■ **Exercise description**: Output every record below exactly as it appears.

■ **Given data**:
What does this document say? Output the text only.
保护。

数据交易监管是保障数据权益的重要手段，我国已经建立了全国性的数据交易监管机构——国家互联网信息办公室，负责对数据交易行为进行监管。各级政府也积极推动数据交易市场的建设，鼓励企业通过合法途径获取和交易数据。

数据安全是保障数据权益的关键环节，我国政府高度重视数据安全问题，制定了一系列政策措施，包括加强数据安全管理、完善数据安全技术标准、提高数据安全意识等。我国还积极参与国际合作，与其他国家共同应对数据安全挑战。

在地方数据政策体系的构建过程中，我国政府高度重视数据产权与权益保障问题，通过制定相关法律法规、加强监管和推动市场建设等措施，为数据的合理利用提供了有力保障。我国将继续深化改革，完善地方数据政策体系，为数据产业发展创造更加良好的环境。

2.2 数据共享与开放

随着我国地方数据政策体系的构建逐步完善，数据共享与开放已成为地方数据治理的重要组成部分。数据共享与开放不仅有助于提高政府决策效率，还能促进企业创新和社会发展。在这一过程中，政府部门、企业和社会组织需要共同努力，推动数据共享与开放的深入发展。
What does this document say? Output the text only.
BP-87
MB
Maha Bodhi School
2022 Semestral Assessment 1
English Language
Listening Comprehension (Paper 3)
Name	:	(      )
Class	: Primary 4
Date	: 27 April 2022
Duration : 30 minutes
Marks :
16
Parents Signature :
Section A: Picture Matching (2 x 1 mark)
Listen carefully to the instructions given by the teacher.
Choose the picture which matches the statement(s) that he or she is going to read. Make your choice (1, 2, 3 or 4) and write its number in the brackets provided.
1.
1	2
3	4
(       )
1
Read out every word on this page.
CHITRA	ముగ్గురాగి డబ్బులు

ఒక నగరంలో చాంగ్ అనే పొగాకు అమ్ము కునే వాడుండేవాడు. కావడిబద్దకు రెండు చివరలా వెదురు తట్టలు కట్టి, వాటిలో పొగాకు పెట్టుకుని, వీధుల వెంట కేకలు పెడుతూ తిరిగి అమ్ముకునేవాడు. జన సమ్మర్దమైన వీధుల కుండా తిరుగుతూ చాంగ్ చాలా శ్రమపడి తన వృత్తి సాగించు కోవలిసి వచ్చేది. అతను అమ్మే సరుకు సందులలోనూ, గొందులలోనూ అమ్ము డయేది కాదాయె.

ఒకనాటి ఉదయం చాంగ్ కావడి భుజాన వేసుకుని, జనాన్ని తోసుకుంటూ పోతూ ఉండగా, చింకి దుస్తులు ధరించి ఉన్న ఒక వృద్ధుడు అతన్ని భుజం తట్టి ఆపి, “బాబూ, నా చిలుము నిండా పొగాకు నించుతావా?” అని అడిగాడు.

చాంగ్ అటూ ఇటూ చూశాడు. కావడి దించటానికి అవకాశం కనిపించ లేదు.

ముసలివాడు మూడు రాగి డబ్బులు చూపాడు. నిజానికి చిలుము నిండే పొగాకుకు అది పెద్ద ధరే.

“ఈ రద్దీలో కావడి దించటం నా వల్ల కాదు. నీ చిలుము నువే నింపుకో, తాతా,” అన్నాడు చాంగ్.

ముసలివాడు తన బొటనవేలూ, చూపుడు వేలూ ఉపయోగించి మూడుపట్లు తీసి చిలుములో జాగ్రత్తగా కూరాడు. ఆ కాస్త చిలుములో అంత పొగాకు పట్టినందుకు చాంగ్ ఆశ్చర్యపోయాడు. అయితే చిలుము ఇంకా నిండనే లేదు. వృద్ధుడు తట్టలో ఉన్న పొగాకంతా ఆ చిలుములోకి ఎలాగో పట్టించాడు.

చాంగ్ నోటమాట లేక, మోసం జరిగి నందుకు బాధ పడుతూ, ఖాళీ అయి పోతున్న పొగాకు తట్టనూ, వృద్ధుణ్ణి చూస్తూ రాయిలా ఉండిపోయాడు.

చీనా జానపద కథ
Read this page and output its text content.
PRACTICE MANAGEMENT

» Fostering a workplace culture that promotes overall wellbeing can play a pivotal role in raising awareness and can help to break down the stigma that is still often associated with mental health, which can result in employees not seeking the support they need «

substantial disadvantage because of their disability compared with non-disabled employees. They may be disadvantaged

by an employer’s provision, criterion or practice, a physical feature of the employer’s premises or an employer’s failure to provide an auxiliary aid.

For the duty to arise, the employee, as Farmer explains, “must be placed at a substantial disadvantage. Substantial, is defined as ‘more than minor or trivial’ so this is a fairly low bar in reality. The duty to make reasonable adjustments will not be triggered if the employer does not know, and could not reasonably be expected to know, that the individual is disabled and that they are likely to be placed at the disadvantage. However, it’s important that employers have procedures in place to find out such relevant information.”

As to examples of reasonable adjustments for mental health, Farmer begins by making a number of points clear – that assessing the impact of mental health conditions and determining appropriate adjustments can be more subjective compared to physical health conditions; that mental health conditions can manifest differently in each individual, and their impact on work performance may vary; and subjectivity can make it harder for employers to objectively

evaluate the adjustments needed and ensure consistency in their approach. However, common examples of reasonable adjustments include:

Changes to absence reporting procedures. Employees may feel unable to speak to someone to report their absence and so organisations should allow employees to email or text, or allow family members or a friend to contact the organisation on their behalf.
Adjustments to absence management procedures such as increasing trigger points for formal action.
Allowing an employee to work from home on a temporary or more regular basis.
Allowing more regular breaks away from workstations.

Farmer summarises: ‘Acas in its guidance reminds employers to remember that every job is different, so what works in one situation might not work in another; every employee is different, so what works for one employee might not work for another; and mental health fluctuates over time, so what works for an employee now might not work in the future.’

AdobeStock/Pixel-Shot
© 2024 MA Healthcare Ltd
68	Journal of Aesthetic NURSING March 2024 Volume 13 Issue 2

■ **The reply**:
What does this document say? Output the text only.
保护。

数据交易监管是保障数据权益的重要手段，我国已经建立了全国性的数据交易监管机构——国家互联网信息办公室，负责对数据交易行为进行监管。各级政府也积极推动数据交易市场的建设，鼓励企业通过合法途径获取和交易数据。

数据安全是保障数据权益的关键环节，我国政府高度重视数据安全问题，制定了一系列政策措施，包括加强数据安全管理、完善数据安全技术标准、提高数据安全意识等。我国还积极参与国际合作，与其他国家共同应对数据安全挑战。

在地方数据政策体系的构建过程中，我国政府高度重视数据产权与权益保障问题，通过制定相关法律法规、加强监管和推动市场建设等措施，为数据的合理利用提供了有力保障。我国将继续深化改革，完善地方数据政策体系，为数据产业发展创造更加良好的环境。

2.2 数据共享与开放

随着我国地方数据政策体系的构建逐步完善，数据共享与开放已成为地方数据治理的重要组成部分。数据共享与开放不仅有助于提高政府决策效率，还能促进企业创新和社会发展。在这一过程中，政府部门、企业和社会组织需要共同努力，推动数据共享与开放的深入发展。
What does this document say? Output the text only.
BP-87
MB
Maha Bodhi School
2022 Semestral Assessment 1
English Language
Listening Comprehension (Paper 3)
Name	:	(      )
Class	: Primary 4
Date	: 27 April 2022
Duration : 30 minutes
Marks :
16
Parents Signature :
Section A: Picture Matching (2 x 1 mark)
Listen carefully to the instructions given by the teacher.
Choose the picture which matches the statement(s) that he or she is going to read. Make your choice (1, 2, 3 or 4) and write its number in the brackets provided.
1.
1	2
3	4
(       )
1
Read out every word on this page.
CHITRA	ముగ్గురాగి డబ్బులు

ఒక నగరంలో చాంగ్ అనే పొగాకు అమ్ము కునే వాడుండేవాడు. కావడిబద్దకు రెండు చివరలా వెదురు తట్టలు కట్టి, వాటిలో పొగాకు పెట్టుకుని, వీధుల వెంట కేకలు పెడుతూ తిరిగి అమ్ముకునేవాడు. జన సమ్మర్దమైన వీధుల కుండా తిరుగుతూ చాంగ్ చాలా శ్రమపడి తన వృత్తి సాగించు కోవలిసి వచ్చేది. అతను అమ్మే సరుకు సందులలోనూ, గొందులలోనూ అమ్ము డయేది కాదాయె.

ఒకనాటి ఉదయం చాంగ్ కావడి భుజాన వేసుకుని, జనాన్ని తోసుకుంటూ పోతూ ఉండగా, చింకి దుస్తులు ధరించి ఉన్న ఒక వృద్ధుడు అతన్ని భుజం తట్టి ఆపి, “బాబూ, నా చిలుము నిండా పొగాకు నించుతావా?” అని అడిగాడు.

చాంగ్ అటూ ఇటూ చూశాడు. కావడి దించటానికి అవకాశం కనిపించ లేదు.

ముసలివాడు మూడు రాగి డబ్బులు చూపాడు. నిజానికి చిలుము నిండే పొగాకుకు అది పెద్ద ధరే.

“ఈ రద్దీలో కావడి దించటం నా వల్ల కాదు. నీ చిలుము నువే నింపుకో, తాతా,” అన్నాడు చాంగ్.

ముసలివాడు తన బొటనవేలూ, చూపుడు వేలూ ఉపయోగించి మూడుపట్లు తీసి చిలుములో జాగ్రత్తగా కూరాడు. ఆ కాస్త చిలుములో అంత పొగాకు పట్టినందుకు చాంగ్ ఆశ్చర్యపోయాడు. అయితే చిలుము ఇంకా నిండనే లేదు. వృద్ధుడు తట్టలో ఉన్న పొగాకంతా ఆ చిలుములోకి ఎలాగో పట్టించాడు.

చాంగ్ నోటమాట లేక, మోసం జరిగి నందుకు బాధ పడుతూ, ఖాళీ అయి పోతున్న పొగాకు తట్టనూ, వృద్ధుణ్ణి చూస్తూ రాయిలా ఉండిపోయాడు.

చీనా జానపద కథ
Read this page and output its text content.
PRACTICE MANAGEMENT

» Fostering a workplace culture that promotes overall wellbeing can play a pivotal role in raising awareness and can help to break down the stigma that is still often associated with mental health, which can result in employees not seeking the support they need «

substantial disadvantage because of their disability compared with non-disabled employees. They may be disadvantaged

by an employer’s provision, criterion or practice, a physical feature of the employer’s premises or an employer’s failure to provide an auxiliary aid.

For the duty to arise, the employee, as Farmer explains, “must be placed at a substantial disadvantage. Substantial, is defined as ‘more than minor or trivial’ so this is a fairly low bar in reality. The duty to make reasonable adjustments will not be triggered if the employer does not know, and could not reasonably be expected to know, that the individual is disabled and that they are likely to be placed at the disadvantage. However, it’s important that employers have procedures in place to find out such relevant information.”

As to examples of reasonable adjustments for mental health, Farmer begins by making a number of points clear – that assessing the impact of mental health conditions and determining appropriate adjustments can be more subjective compared to physical health conditions; that mental health conditions can manifest differently in each individual, and their impact on work performance may vary; and subjectivity can make it harder for employers to objectively

evaluate the adjustments needed and ensure consistency in their approach. However, common examples of reasonable adjustments include:

Changes to absence reporting procedures. Employees may feel unable to speak to someone to report their absence and so organisations should allow employees to email or text, or allow family members or a friend to contact the organisation on their behalf.
Adjustments to absence management procedures such as increasing trigger points for formal action.
Allowing an employee to work from home on a temporary or more regular basis.
Allowing more regular breaks away from workstations.

Farmer summarises: ‘Acas in its guidance reminds employers to remember that every job is different, so what works in one situation might not work in another; every employee is different, so what works for one employee might not work for another; and mental health fluctuates over time, so what works for an employee now might not work in the future.’

AdobeStock/Pixel-Shot
© 2024 MA Healthcare Ltd
68	Journal of Aesthetic NURSING March 2024 Volume 13 Issue 2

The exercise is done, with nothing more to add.